§ DATA TO USE
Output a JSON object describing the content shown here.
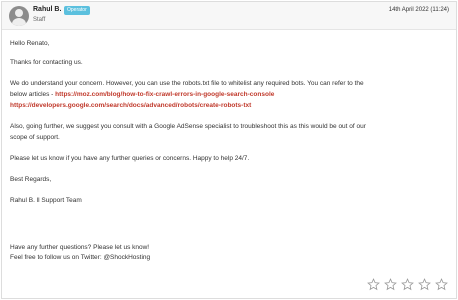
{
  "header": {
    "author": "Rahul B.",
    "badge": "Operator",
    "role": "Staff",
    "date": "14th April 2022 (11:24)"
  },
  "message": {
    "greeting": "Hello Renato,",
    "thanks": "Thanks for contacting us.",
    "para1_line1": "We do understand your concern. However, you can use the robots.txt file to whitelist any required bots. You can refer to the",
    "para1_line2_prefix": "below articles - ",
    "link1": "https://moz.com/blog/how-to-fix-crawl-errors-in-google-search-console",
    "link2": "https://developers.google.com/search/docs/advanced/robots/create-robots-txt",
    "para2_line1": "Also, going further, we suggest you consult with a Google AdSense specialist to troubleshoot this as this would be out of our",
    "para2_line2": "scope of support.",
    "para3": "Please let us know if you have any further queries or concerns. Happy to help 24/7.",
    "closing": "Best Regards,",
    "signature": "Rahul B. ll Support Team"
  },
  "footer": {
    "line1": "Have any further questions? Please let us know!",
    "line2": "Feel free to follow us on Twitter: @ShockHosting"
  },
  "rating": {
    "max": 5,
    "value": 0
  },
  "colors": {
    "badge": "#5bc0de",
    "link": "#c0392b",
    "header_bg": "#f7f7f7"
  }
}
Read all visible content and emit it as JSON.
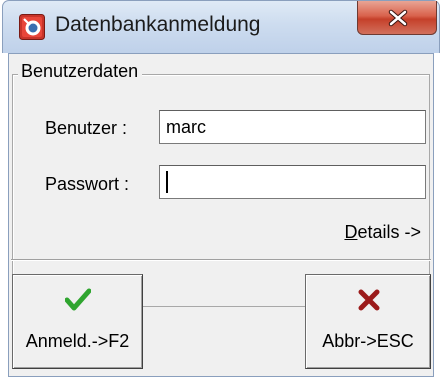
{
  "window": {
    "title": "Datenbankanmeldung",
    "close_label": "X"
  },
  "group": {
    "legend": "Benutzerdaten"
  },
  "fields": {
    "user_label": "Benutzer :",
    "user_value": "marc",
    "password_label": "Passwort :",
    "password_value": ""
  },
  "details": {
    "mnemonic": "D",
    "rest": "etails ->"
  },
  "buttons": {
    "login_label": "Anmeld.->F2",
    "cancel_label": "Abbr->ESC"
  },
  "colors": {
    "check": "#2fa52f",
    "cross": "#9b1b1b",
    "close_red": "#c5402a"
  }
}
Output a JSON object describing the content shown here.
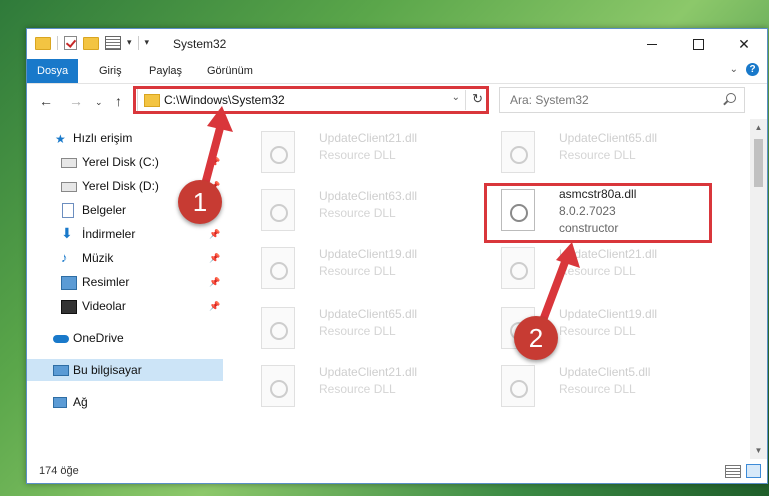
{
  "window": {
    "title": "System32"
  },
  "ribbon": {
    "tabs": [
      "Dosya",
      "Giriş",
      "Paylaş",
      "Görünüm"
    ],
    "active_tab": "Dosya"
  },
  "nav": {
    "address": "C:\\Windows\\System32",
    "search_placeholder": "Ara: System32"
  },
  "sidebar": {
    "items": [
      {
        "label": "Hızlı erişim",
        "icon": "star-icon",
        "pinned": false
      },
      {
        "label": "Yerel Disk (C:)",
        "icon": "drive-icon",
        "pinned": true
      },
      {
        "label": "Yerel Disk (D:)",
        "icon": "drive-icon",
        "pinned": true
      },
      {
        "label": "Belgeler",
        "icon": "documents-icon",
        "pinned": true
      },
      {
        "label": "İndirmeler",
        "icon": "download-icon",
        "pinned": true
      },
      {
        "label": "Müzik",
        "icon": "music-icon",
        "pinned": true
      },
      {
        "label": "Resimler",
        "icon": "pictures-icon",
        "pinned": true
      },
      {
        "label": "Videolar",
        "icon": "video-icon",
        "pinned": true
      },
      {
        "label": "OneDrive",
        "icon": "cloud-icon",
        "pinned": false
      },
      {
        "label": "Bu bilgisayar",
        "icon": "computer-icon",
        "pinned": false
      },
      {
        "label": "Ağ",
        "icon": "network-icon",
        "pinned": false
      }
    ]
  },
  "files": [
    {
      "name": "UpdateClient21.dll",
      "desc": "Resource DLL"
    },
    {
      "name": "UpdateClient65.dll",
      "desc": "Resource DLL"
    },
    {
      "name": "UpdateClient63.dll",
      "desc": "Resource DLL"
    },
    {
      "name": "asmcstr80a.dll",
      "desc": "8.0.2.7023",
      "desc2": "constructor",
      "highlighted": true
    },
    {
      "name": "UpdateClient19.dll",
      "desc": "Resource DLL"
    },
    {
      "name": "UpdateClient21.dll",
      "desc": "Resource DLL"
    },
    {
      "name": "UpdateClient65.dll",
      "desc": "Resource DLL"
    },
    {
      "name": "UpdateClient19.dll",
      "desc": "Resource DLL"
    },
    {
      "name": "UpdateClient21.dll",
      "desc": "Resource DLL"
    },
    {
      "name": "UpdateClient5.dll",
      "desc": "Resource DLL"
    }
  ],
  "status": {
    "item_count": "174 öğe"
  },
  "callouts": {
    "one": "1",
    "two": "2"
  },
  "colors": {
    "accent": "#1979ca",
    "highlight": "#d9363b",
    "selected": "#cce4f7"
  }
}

==

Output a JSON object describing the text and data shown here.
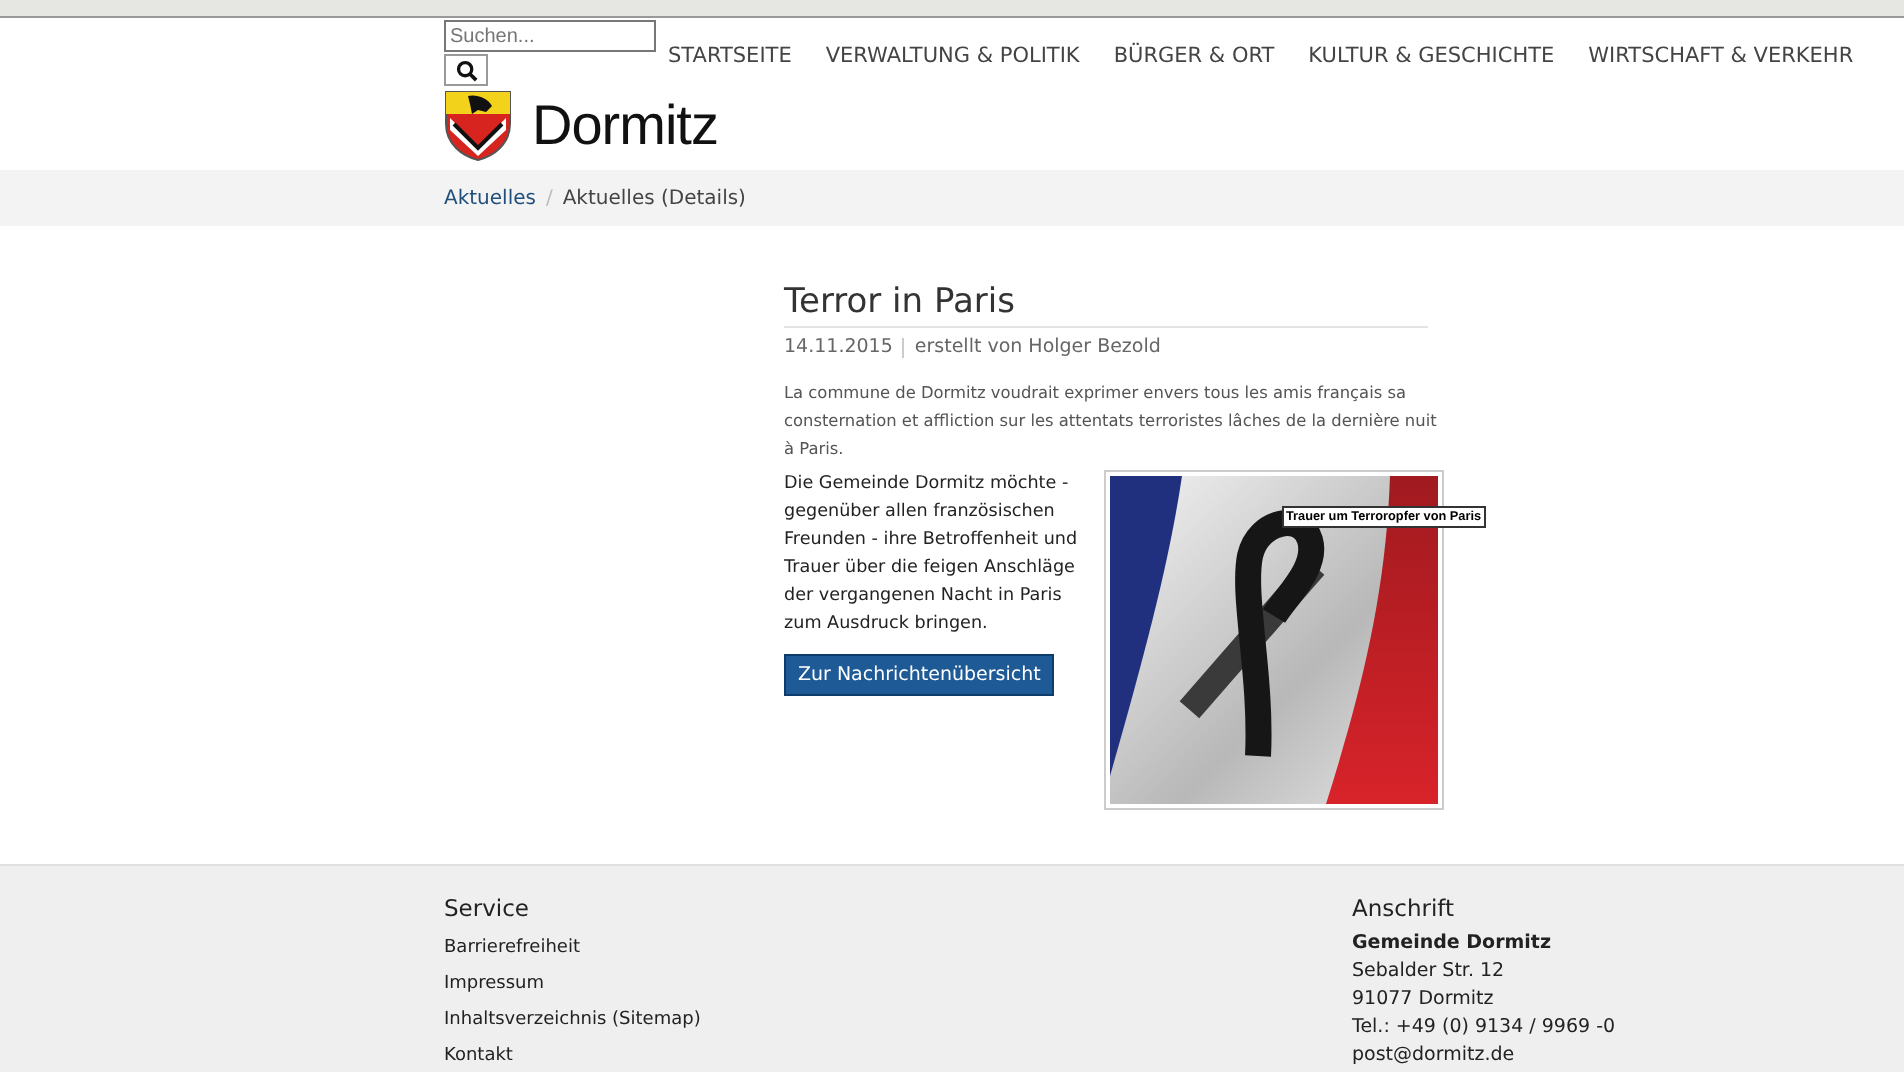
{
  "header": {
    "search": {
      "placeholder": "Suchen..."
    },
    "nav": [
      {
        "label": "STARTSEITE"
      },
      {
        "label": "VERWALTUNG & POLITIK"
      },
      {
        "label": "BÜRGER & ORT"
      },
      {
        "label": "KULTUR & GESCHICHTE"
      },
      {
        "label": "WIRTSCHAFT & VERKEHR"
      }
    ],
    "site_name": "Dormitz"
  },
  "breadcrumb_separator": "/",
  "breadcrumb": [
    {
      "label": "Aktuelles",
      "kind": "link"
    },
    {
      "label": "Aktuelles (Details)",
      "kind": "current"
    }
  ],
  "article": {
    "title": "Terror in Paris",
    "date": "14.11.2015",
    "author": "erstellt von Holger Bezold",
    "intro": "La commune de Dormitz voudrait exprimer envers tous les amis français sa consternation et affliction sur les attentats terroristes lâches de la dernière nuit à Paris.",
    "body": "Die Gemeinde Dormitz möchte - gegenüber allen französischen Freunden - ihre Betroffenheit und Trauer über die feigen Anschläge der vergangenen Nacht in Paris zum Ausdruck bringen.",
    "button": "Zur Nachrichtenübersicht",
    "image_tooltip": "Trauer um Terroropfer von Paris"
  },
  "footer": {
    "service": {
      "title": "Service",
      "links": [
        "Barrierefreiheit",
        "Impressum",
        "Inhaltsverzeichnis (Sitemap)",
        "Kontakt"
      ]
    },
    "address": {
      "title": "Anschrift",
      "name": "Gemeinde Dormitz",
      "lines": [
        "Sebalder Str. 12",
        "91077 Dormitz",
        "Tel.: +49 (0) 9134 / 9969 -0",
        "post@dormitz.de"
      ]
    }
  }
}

§ WHAT IS REQUIRED
Select every line above that contains the word "Gemeinde", and copy it.

§ EXERCISE RESPONSE
    "body": "Die Gemeinde Dormitz möchte - gegenüber allen französischen Freunden - ihre Betroffenheit und Trauer über die feigen Anschläge der vergangenen Nacht in Paris zum Ausdruck bringen.",
      "name": "Gemeinde Dormitz",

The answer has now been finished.